### WHAT TO DO:
Look for the string "wtryskiwaczy" and copy every line that has it.

### SUPPLIED RECORDS:
══════════

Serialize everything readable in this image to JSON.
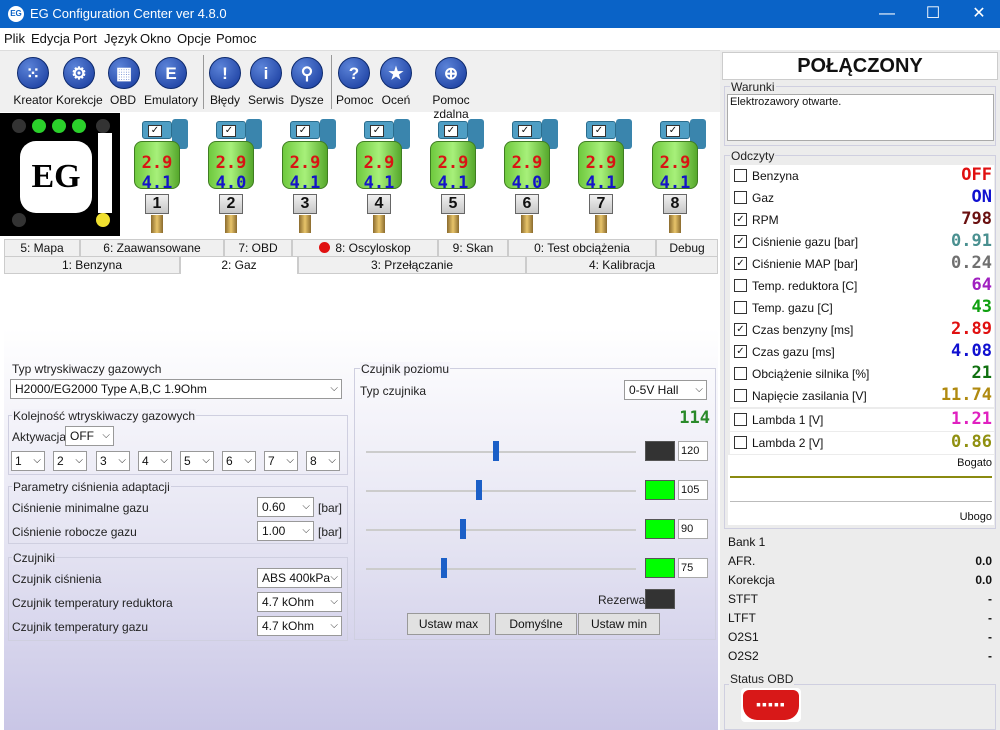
{
  "window": {
    "title": "EG Configuration Center ver 4.8.0",
    "icon_text": "EG",
    "min": "—",
    "max": "☐",
    "close": "✕"
  },
  "menu": [
    "Plik",
    "Edycja",
    "Port",
    "Język",
    "Okno",
    "Opcje",
    "Pomoc"
  ],
  "toolbar": [
    {
      "label": "Kreator",
      "icon": "grid-dots-icon",
      "glyph": "⁙"
    },
    {
      "label": "Korekcje",
      "icon": "gear-icon",
      "glyph": "⚙"
    },
    {
      "label": "OBD",
      "icon": "obd-connector-icon",
      "glyph": "▦"
    },
    {
      "label": "Emulatory",
      "icon": "e-letter-icon",
      "glyph": "E"
    },
    {
      "label": "Błędy",
      "icon": "exclamation-icon",
      "glyph": "!"
    },
    {
      "label": "Serwis",
      "icon": "info-icon",
      "glyph": "i"
    },
    {
      "label": "Dysze",
      "icon": "nozzle-icon",
      "glyph": "⚲"
    },
    {
      "label": "Pomoc",
      "icon": "question-icon",
      "glyph": "?"
    },
    {
      "label": "Oceń",
      "icon": "star-icon",
      "glyph": "★"
    },
    {
      "label": "Pomoc zdalna",
      "icon": "remote-help-icon",
      "glyph": "⊕"
    }
  ],
  "logo": {
    "text": "EG",
    "leds": [
      "#2bd12b",
      "#2bd12b",
      "#2bd12b",
      "#2bd12b"
    ],
    "yellow": "#f0e030"
  },
  "injectors": [
    {
      "num": "1",
      "petrol": "2.9",
      "gas": "4.1"
    },
    {
      "num": "2",
      "petrol": "2.9",
      "gas": "4.0"
    },
    {
      "num": "3",
      "petrol": "2.9",
      "gas": "4.1"
    },
    {
      "num": "4",
      "petrol": "2.9",
      "gas": "4.1"
    },
    {
      "num": "5",
      "petrol": "2.9",
      "gas": "4.1"
    },
    {
      "num": "6",
      "petrol": "2.9",
      "gas": "4.0"
    },
    {
      "num": "7",
      "petrol": "2.9",
      "gas": "4.1"
    },
    {
      "num": "8",
      "petrol": "2.9",
      "gas": "4.1"
    }
  ],
  "tabs_top": [
    "5: Mapa",
    "6: Zaawansowane",
    "7: OBD",
    "8: Oscyloskop",
    "9: Skan",
    "0: Test obciążenia",
    "Debug"
  ],
  "tabs_bottom": [
    "1: Benzyna",
    "2: Gaz",
    "3: Przełączanie",
    "4: Kalibracja"
  ],
  "gas": {
    "injector_type": {
      "title": "Typ wtryskiwaczy gazowych",
      "value": "H2000/EG2000 Type A,B,C 1.9Ohm"
    },
    "order": {
      "title": "Kolejność wtryskiwaczy gazowych",
      "activation_label": "Aktywacja",
      "activation_value": "OFF",
      "slots": [
        "1",
        "2",
        "3",
        "4",
        "5",
        "6",
        "7",
        "8"
      ]
    },
    "adapt": {
      "title": "Parametry ciśnienia adaptacji",
      "min_label": "Ciśnienie minimalne gazu",
      "min_value": "0.60",
      "work_label": "Ciśnienie robocze gazu",
      "work_value": "1.00",
      "unit": "[bar]"
    },
    "sensors": {
      "title": "Czujniki",
      "pressure_label": "Czujnik ciśnienia",
      "pressure_value": "ABS 400kPa",
      "reducer_label": "Czujnik temperatury reduktora",
      "reducer_value": "4.7 kOhm",
      "gas_label": "Czujnik temperatury gazu",
      "gas_value": "4.7 kOhm"
    },
    "level": {
      "title": "Czujnik poziomu",
      "type_label": "Typ czujnika",
      "type_value": "0-5V Hall",
      "reading": "114",
      "thresholds": [
        {
          "value": "120",
          "color": "#333333",
          "level": 0.48
        },
        {
          "value": "105",
          "color": "#00ff00",
          "level": 0.42
        },
        {
          "value": "90",
          "color": "#00ff00",
          "level": 0.36
        },
        {
          "value": "75",
          "color": "#00ff00",
          "level": 0.29
        }
      ],
      "reserve_label": "Rezerwa",
      "reserve_color": "#333333",
      "btn_max": "Ustaw max",
      "btn_default": "Domyślne",
      "btn_min": "Ustaw min"
    }
  },
  "right": {
    "status": "POŁĄCZONY",
    "warunki_title": "Warunki",
    "warunki_text": "Elektrozawory otwarte.",
    "odczyty_title": "Odczyty",
    "readings": [
      {
        "label": "Benzyna",
        "value": "OFF",
        "checked": false,
        "color": "#e01010"
      },
      {
        "label": "Gaz",
        "value": "ON",
        "checked": false,
        "color": "#1010d0"
      },
      {
        "label": "RPM",
        "value": "798",
        "checked": true,
        "color": "#6a1010"
      },
      {
        "label": "Ciśnienie gazu [bar]",
        "value": "0.91",
        "checked": true,
        "color": "#4a9090"
      },
      {
        "label": "Ciśnienie MAP [bar]",
        "value": "0.24",
        "checked": true,
        "color": "#707070"
      },
      {
        "label": "Temp. reduktora [C]",
        "value": "64",
        "checked": false,
        "color": "#a020c0"
      },
      {
        "label": "Temp. gazu [C]",
        "value": "43",
        "checked": false,
        "color": "#10a010"
      },
      {
        "label": "Czas benzyny [ms]",
        "value": "2.89",
        "checked": true,
        "color": "#e01010"
      },
      {
        "label": "Czas gazu [ms]",
        "value": "4.08",
        "checked": true,
        "color": "#1010d0"
      },
      {
        "label": "Obciążenie silnika [%]",
        "value": "21",
        "checked": false,
        "color": "#107010"
      },
      {
        "label": "Napięcie zasilania [V]",
        "value": "11.74",
        "checked": false,
        "color": "#b08a10"
      },
      {
        "label": "Lambda 1 [V]",
        "value": "1.21",
        "checked": false,
        "color": "#e020c0"
      },
      {
        "label": "Lambda 2 [V]",
        "value": "0.86",
        "checked": false,
        "color": "#909010"
      }
    ],
    "lambda_rich": "Bogato",
    "lambda_lean": "Ubogo",
    "bank_title": "Bank 1",
    "bank": [
      {
        "label": "AFR.",
        "value": "0.0"
      },
      {
        "label": "Korekcja",
        "value": "0.0"
      },
      {
        "label": "STFT",
        "value": "-"
      },
      {
        "label": "LTFT",
        "value": "-"
      },
      {
        "label": "O2S1",
        "value": "-"
      },
      {
        "label": "O2S2",
        "value": "-"
      }
    ],
    "obd_title": "Status OBD"
  }
}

══════════

### FINAL RESULT:
      "title": "Typ wtryskiwaczy gazowych",
      "title": "Kolejność wtryskiwaczy gazowych",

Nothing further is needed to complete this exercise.